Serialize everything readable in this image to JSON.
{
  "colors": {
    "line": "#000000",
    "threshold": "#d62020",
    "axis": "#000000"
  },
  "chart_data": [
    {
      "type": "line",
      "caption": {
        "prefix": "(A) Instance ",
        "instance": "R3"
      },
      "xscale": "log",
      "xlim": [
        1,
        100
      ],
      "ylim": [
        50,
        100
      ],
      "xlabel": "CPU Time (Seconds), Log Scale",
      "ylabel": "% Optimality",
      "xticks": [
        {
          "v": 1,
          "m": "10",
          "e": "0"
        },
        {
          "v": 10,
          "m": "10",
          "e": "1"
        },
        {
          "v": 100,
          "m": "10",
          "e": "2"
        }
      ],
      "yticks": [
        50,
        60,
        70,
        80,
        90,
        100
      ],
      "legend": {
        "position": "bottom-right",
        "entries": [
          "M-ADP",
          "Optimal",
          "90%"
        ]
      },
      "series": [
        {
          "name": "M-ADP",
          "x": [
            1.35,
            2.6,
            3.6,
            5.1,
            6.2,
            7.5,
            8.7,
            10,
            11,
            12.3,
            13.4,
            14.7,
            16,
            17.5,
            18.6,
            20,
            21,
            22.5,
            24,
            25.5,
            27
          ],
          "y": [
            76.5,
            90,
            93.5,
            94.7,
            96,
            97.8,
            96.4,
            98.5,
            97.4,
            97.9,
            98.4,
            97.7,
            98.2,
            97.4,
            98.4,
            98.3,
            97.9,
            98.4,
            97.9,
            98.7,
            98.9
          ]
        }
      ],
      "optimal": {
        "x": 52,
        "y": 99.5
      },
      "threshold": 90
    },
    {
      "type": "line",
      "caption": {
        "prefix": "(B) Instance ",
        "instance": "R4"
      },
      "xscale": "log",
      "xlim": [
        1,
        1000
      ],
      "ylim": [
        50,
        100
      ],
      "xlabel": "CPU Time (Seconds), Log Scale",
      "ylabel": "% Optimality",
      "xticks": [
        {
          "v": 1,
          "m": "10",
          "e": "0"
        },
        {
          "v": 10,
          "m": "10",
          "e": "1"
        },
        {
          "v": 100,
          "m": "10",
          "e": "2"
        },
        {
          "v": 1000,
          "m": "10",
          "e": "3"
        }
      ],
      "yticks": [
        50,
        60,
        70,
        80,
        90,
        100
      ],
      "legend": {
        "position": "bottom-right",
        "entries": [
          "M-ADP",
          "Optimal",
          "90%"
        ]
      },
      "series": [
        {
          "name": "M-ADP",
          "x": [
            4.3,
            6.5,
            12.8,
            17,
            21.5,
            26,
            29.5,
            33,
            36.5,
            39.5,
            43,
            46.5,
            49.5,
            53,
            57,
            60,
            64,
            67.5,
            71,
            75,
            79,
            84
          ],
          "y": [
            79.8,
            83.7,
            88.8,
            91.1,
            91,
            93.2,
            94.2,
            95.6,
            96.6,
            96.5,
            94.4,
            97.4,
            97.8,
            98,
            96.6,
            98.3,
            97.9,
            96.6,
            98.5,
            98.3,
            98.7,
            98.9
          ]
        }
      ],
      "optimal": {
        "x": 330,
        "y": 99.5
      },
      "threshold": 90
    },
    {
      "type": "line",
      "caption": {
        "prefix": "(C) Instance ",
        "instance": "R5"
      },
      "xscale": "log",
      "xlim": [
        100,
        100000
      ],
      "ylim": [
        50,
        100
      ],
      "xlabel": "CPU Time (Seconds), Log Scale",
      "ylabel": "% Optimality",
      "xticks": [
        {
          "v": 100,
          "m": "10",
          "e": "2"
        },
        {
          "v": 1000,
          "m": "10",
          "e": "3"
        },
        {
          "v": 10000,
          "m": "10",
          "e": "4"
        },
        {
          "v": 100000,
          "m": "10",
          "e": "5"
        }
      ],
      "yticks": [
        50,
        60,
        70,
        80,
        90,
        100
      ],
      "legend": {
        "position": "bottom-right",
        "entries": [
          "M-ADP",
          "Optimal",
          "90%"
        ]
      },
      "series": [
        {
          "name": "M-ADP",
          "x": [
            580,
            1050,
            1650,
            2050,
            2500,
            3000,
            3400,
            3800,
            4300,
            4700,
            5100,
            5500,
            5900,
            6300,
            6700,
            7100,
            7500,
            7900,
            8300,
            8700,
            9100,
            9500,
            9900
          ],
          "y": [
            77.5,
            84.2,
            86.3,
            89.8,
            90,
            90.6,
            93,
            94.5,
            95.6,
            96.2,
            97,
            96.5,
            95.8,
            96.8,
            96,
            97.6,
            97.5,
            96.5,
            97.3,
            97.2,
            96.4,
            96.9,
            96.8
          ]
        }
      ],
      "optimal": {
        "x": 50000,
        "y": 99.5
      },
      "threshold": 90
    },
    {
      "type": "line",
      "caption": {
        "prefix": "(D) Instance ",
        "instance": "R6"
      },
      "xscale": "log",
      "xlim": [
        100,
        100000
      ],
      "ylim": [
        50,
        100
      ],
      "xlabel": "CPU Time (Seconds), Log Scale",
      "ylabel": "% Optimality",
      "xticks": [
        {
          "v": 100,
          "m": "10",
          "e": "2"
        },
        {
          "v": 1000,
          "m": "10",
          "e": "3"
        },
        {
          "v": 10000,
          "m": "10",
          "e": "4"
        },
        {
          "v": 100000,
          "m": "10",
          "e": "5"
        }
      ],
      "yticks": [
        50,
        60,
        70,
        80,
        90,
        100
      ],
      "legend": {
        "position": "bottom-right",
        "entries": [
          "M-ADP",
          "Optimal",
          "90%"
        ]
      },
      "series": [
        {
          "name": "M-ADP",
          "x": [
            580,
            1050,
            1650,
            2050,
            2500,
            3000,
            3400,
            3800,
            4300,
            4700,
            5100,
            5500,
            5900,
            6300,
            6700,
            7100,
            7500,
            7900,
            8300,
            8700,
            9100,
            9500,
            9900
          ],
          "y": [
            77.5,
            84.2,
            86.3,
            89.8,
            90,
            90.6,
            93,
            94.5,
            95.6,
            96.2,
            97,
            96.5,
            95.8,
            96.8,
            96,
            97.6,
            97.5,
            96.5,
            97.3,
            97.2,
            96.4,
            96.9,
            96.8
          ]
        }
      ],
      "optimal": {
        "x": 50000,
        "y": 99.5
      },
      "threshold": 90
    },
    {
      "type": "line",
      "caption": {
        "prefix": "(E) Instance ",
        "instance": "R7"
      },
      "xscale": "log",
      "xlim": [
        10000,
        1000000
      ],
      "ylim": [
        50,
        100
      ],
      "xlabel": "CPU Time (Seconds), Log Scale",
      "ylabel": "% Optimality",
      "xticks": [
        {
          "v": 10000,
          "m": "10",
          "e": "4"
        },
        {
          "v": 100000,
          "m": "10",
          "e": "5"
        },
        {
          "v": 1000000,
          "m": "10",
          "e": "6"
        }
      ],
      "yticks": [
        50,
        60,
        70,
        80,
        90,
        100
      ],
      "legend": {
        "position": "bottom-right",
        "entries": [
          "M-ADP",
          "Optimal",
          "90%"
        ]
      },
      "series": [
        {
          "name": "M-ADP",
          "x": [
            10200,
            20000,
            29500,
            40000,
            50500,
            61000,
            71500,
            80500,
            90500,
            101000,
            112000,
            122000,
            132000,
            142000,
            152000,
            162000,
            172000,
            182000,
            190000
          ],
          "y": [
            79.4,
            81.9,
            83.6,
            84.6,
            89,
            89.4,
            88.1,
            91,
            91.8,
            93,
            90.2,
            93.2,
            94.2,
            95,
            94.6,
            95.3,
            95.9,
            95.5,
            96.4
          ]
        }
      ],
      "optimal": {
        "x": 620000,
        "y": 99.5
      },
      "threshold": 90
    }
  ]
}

## Your goal
Extract every entry in the listing word for word.

## Answer below
Serialize everything readable in this image to JSON.
{
  "colors": {
    "line": "#000000",
    "threshold": "#d62020",
    "axis": "#000000"
  },
  "chart_data": [
    {
      "type": "line",
      "caption": {
        "prefix": "(A) Instance ",
        "instance": "R3"
      },
      "xscale": "log",
      "xlim": [
        1,
        100
      ],
      "ylim": [
        50,
        100
      ],
      "xlabel": "CPU Time (Seconds), Log Scale",
      "ylabel": "% Optimality",
      "xticks": [
        {
          "v": 1,
          "m": "10",
          "e": "0"
        },
        {
          "v": 10,
          "m": "10",
          "e": "1"
        },
        {
          "v": 100,
          "m": "10",
          "e": "2"
        }
      ],
      "yticks": [
        50,
        60,
        70,
        80,
        90,
        100
      ],
      "legend": {
        "position": "bottom-right",
        "entries": [
          "M-ADP",
          "Optimal",
          "90%"
        ]
      },
      "series": [
        {
          "name": "M-ADP",
          "x": [
            1.35,
            2.6,
            3.6,
            5.1,
            6.2,
            7.5,
            8.7,
            10,
            11,
            12.3,
            13.4,
            14.7,
            16,
            17.5,
            18.6,
            20,
            21,
            22.5,
            24,
            25.5,
            27
          ],
          "y": [
            76.5,
            90,
            93.5,
            94.7,
            96,
            97.8,
            96.4,
            98.5,
            97.4,
            97.9,
            98.4,
            97.7,
            98.2,
            97.4,
            98.4,
            98.3,
            97.9,
            98.4,
            97.9,
            98.7,
            98.9
          ]
        }
      ],
      "optimal": {
        "x": 52,
        "y": 99.5
      },
      "threshold": 90
    },
    {
      "type": "line",
      "caption": {
        "prefix": "(B) Instance ",
        "instance": "R4"
      },
      "xscale": "log",
      "xlim": [
        1,
        1000
      ],
      "ylim": [
        50,
        100
      ],
      "xlabel": "CPU Time (Seconds), Log Scale",
      "ylabel": "% Optimality",
      "xticks": [
        {
          "v": 1,
          "m": "10",
          "e": "0"
        },
        {
          "v": 10,
          "m": "10",
          "e": "1"
        },
        {
          "v": 100,
          "m": "10",
          "e": "2"
        },
        {
          "v": 1000,
          "m": "10",
          "e": "3"
        }
      ],
      "yticks": [
        50,
        60,
        70,
        80,
        90,
        100
      ],
      "legend": {
        "position": "bottom-right",
        "entries": [
          "M-ADP",
          "Optimal",
          "90%"
        ]
      },
      "series": [
        {
          "name": "M-ADP",
          "x": [
            4.3,
            6.5,
            12.8,
            17,
            21.5,
            26,
            29.5,
            33,
            36.5,
            39.5,
            43,
            46.5,
            49.5,
            53,
            57,
            60,
            64,
            67.5,
            71,
            75,
            79,
            84
          ],
          "y": [
            79.8,
            83.7,
            88.8,
            91.1,
            91,
            93.2,
            94.2,
            95.6,
            96.6,
            96.5,
            94.4,
            97.4,
            97.8,
            98,
            96.6,
            98.3,
            97.9,
            96.6,
            98.5,
            98.3,
            98.7,
            98.9
          ]
        }
      ],
      "optimal": {
        "x": 330,
        "y": 99.5
      },
      "threshold": 90
    },
    {
      "type": "line",
      "caption": {
        "prefix": "(C) Instance ",
        "instance": "R5"
      },
      "xscale": "log",
      "xlim": [
        100,
        100000
      ],
      "ylim": [
        50,
        100
      ],
      "xlabel": "CPU Time (Seconds), Log Scale",
      "ylabel": "% Optimality",
      "xticks": [
        {
          "v": 100,
          "m": "10",
          "e": "2"
        },
        {
          "v": 1000,
          "m": "10",
          "e": "3"
        },
        {
          "v": 10000,
          "m": "10",
          "e": "4"
        },
        {
          "v": 100000,
          "m": "10",
          "e": "5"
        }
      ],
      "yticks": [
        50,
        60,
        70,
        80,
        90,
        100
      ],
      "legend": {
        "position": "bottom-right",
        "entries": [
          "M-ADP",
          "Optimal",
          "90%"
        ]
      },
      "series": [
        {
          "name": "M-ADP",
          "x": [
            580,
            1050,
            1650,
            2050,
            2500,
            3000,
            3400,
            3800,
            4300,
            4700,
            5100,
            5500,
            5900,
            6300,
            6700,
            7100,
            7500,
            7900,
            8300,
            8700,
            9100,
            9500,
            9900
          ],
          "y": [
            77.5,
            84.2,
            86.3,
            89.8,
            90,
            90.6,
            93,
            94.5,
            95.6,
            96.2,
            97,
            96.5,
            95.8,
            96.8,
            96,
            97.6,
            97.5,
            96.5,
            97.3,
            97.2,
            96.4,
            96.9,
            96.8
          ]
        }
      ],
      "optimal": {
        "x": 50000,
        "y": 99.5
      },
      "threshold": 90
    },
    {
      "type": "line",
      "caption": {
        "prefix": "(D) Instance ",
        "instance": "R6"
      },
      "xscale": "log",
      "xlim": [
        100,
        100000
      ],
      "ylim": [
        50,
        100
      ],
      "xlabel": "CPU Time (Seconds), Log Scale",
      "ylabel": "% Optimality",
      "xticks": [
        {
          "v": 100,
          "m": "10",
          "e": "2"
        },
        {
          "v": 1000,
          "m": "10",
          "e": "3"
        },
        {
          "v": 10000,
          "m": "10",
          "e": "4"
        },
        {
          "v": 100000,
          "m": "10",
          "e": "5"
        }
      ],
      "yticks": [
        50,
        60,
        70,
        80,
        90,
        100
      ],
      "legend": {
        "position": "bottom-right",
        "entries": [
          "M-ADP",
          "Optimal",
          "90%"
        ]
      },
      "series": [
        {
          "name": "M-ADP",
          "x": [
            580,
            1050,
            1650,
            2050,
            2500,
            3000,
            3400,
            3800,
            4300,
            4700,
            5100,
            5500,
            5900,
            6300,
            6700,
            7100,
            7500,
            7900,
            8300,
            8700,
            9100,
            9500,
            9900
          ],
          "y": [
            77.5,
            84.2,
            86.3,
            89.8,
            90,
            90.6,
            93,
            94.5,
            95.6,
            96.2,
            97,
            96.5,
            95.8,
            96.8,
            96,
            97.6,
            97.5,
            96.5,
            97.3,
            97.2,
            96.4,
            96.9,
            96.8
          ]
        }
      ],
      "optimal": {
        "x": 50000,
        "y": 99.5
      },
      "threshold": 90
    },
    {
      "type": "line",
      "caption": {
        "prefix": "(E) Instance ",
        "instance": "R7"
      },
      "xscale": "log",
      "xlim": [
        10000,
        1000000
      ],
      "ylim": [
        50,
        100
      ],
      "xlabel": "CPU Time (Seconds), Log Scale",
      "ylabel": "% Optimality",
      "xticks": [
        {
          "v": 10000,
          "m": "10",
          "e": "4"
        },
        {
          "v": 100000,
          "m": "10",
          "e": "5"
        },
        {
          "v": 1000000,
          "m": "10",
          "e": "6"
        }
      ],
      "yticks": [
        50,
        60,
        70,
        80,
        90,
        100
      ],
      "legend": {
        "position": "bottom-right",
        "entries": [
          "M-ADP",
          "Optimal",
          "90%"
        ]
      },
      "series": [
        {
          "name": "M-ADP",
          "x": [
            10200,
            20000,
            29500,
            40000,
            50500,
            61000,
            71500,
            80500,
            90500,
            101000,
            112000,
            122000,
            132000,
            142000,
            152000,
            162000,
            172000,
            182000,
            190000
          ],
          "y": [
            79.4,
            81.9,
            83.6,
            84.6,
            89,
            89.4,
            88.1,
            91,
            91.8,
            93,
            90.2,
            93.2,
            94.2,
            95,
            94.6,
            95.3,
            95.9,
            95.5,
            96.4
          ]
        }
      ],
      "optimal": {
        "x": 620000,
        "y": 99.5
      },
      "threshold": 90
    }
  ]
}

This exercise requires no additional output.